WRITTEN REQUEST: Rewrite the items below, replacing every "answer-line" with "response-line" and leaving everything else unchanged.

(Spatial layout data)
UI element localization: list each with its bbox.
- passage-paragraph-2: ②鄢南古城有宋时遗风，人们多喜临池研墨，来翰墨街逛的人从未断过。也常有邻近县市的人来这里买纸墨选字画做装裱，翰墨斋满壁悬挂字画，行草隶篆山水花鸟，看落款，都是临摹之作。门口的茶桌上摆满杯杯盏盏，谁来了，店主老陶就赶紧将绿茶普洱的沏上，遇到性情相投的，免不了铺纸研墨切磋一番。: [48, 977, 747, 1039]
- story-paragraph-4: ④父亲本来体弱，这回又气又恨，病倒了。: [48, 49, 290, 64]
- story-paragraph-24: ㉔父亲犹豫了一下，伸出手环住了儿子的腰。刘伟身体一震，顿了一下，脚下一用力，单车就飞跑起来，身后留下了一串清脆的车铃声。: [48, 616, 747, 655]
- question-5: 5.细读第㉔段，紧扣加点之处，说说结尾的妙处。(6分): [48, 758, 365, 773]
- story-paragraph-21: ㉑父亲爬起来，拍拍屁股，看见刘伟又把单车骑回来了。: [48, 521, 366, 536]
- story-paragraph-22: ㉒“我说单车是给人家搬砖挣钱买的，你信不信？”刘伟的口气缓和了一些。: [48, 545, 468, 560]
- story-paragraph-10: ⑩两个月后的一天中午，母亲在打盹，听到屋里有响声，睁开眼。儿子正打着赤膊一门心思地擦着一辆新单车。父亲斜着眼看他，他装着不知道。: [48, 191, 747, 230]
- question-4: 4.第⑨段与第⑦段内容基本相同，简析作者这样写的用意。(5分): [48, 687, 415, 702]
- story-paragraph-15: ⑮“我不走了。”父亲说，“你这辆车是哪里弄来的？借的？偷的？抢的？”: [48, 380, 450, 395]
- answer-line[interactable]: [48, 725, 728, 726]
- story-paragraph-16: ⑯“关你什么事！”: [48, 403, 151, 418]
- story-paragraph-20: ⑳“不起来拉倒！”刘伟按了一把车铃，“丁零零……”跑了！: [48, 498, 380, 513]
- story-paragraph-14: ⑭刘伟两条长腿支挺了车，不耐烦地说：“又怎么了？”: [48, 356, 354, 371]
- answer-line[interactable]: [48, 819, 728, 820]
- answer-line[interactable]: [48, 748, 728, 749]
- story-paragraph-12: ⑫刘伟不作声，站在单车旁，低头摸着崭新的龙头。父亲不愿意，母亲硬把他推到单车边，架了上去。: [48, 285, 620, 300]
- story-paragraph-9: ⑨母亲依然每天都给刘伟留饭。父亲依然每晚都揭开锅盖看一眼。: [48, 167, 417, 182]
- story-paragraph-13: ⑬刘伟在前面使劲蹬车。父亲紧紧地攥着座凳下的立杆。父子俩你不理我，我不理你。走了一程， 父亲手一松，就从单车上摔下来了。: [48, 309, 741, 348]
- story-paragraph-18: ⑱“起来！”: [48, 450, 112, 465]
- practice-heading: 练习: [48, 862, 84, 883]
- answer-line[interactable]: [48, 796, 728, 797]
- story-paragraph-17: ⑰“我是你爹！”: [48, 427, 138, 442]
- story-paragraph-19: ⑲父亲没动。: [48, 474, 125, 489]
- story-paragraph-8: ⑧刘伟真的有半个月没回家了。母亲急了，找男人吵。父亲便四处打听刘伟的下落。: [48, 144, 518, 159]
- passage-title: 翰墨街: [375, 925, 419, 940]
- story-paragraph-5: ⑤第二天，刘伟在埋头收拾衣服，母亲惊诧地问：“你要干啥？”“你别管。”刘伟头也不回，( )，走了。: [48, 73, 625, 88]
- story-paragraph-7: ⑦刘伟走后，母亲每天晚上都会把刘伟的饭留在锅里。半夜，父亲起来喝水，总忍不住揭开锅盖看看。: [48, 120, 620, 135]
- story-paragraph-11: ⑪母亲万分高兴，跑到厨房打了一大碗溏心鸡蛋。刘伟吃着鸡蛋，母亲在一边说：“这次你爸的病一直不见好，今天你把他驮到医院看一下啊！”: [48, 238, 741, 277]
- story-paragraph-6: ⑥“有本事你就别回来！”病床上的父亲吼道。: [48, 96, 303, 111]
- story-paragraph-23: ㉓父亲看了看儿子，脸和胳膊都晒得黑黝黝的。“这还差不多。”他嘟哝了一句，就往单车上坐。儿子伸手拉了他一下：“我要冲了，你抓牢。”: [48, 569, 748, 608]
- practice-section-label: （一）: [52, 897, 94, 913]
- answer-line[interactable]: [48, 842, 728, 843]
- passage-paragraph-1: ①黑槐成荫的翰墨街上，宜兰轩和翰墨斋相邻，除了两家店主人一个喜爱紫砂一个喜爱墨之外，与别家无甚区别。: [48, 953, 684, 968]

FINAL RESULT:
UI element localization: list each with its bbox.
- passage-paragraph-2: ②鄢南古城有宋时遗风，人们多喜临池研墨，来翰墨街逛的人从未断过。也常有邻近县市的人来这里买纸墨选字画做装裱，翰墨斋满壁悬挂字画，行草隶篆山水花鸟，看落款，都是临摹之作。门口的茶桌上摆满杯杯盏盏，谁来了，店主老陶就赶紧将绿茶普洱的沏上，遇到性情相投的，免不了铺纸研墨切磋一番。: [48, 977, 747, 1039]
- story-paragraph-4: ④父亲本来体弱，这回又气又恨，病倒了。: [48, 49, 290, 64]
- story-paragraph-24: ㉔父亲犹豫了一下，伸出手环住了儿子的腰。刘伟身体一震，顿了一下，脚下一用力，单车就飞跑起来，身后留下了一串清脆的车铃声。: [48, 616, 747, 655]
- question-5: 5.细读第㉔段，紧扣加点之处，说说结尾的妙处。(6分): [48, 758, 365, 773]
- story-paragraph-21: ㉑父亲爬起来，拍拍屁股，看见刘伟又把单车骑回来了。: [48, 521, 366, 536]
- story-paragraph-22: ㉒“我说单车是给人家搬砖挣钱买的，你信不信？”刘伟的口气缓和了一些。: [48, 545, 468, 560]
- story-paragraph-10: ⑩两个月后的一天中午，母亲在打盹，听到屋里有响声，睁开眼。儿子正打着赤膊一门心思地擦着一辆新单车。父亲斜着眼看他，他装着不知道。: [48, 191, 747, 230]
- question-4: 4.第⑨段与第⑦段内容基本相同，简析作者这样写的用意。(5分): [48, 687, 415, 702]
- story-paragraph-15: ⑮“我不走了。”父亲说，“你这辆车是哪里弄来的？借的？偷的？抢的？”: [48, 380, 450, 395]
- response-line[interactable]: [48, 725, 728, 726]
- story-paragraph-16: ⑯“关你什么事！”: [48, 403, 151, 418]
- story-paragraph-20: ⑳“不起来拉倒！”刘伟按了一把车铃，“丁零零……”跑了！: [48, 498, 380, 513]
- story-paragraph-14: ⑭刘伟两条长腿支挺了车，不耐烦地说：“又怎么了？”: [48, 356, 354, 371]
- response-line[interactable]: [48, 819, 728, 820]
- response-line[interactable]: [48, 748, 728, 749]
- story-paragraph-12: ⑫刘伟不作声，站在单车旁，低头摸着崭新的龙头。父亲不愿意，母亲硬把他推到单车边，架了上去。: [48, 285, 620, 300]
- story-paragraph-9: ⑨母亲依然每天都给刘伟留饭。父亲依然每晚都揭开锅盖看一眼。: [48, 167, 417, 182]
- story-paragraph-13: ⑬刘伟在前面使劲蹬车。父亲紧紧地攥着座凳下的立杆。父子俩你不理我，我不理你。走了一程， 父亲手一松，就从单车上摔下来了。: [48, 309, 741, 348]
- story-paragraph-18: ⑱“起来！”: [48, 450, 112, 465]
- practice-heading: 练习: [48, 862, 84, 883]
- response-line[interactable]: [48, 796, 728, 797]
- story-paragraph-17: ⑰“我是你爹！”: [48, 427, 138, 442]
- story-paragraph-19: ⑲父亲没动。: [48, 474, 125, 489]
- story-paragraph-8: ⑧刘伟真的有半个月没回家了。母亲急了，找男人吵。父亲便四处打听刘伟的下落。: [48, 144, 518, 159]
- passage-title: 翰墨街: [375, 925, 419, 940]
- story-paragraph-5: ⑤第二天，刘伟在埋头收拾衣服，母亲惊诧地问：“你要干啥？”“你别管。”刘伟头也不回，( )，走了。: [48, 73, 625, 88]
- story-paragraph-7: ⑦刘伟走后，母亲每天晚上都会把刘伟的饭留在锅里。半夜，父亲起来喝水，总忍不住揭开锅盖看看。: [48, 120, 620, 135]
- story-paragraph-11: ⑪母亲万分高兴，跑到厨房打了一大碗溏心鸡蛋。刘伟吃着鸡蛋，母亲在一边说：“这次你爸的病一直不见好，今天你把他驮到医院看一下啊！”: [48, 238, 741, 277]
- story-paragraph-6: ⑥“有本事你就别回来！”病床上的父亲吼道。: [48, 96, 303, 111]
- story-paragraph-23: ㉓父亲看了看儿子，脸和胳膊都晒得黑黝黝的。“这还差不多。”他嘟哝了一句，就往单车上坐。儿子伸手拉了他一下：“我要冲了，你抓牢。”: [48, 569, 748, 608]
- practice-section-label: （一）: [52, 897, 94, 913]
- response-line[interactable]: [48, 842, 728, 843]
- passage-paragraph-1: ①黑槐成荫的翰墨街上，宜兰轩和翰墨斋相邻，除了两家店主人一个喜爱紫砂一个喜爱墨之外，与别家无甚区别。: [48, 953, 684, 968]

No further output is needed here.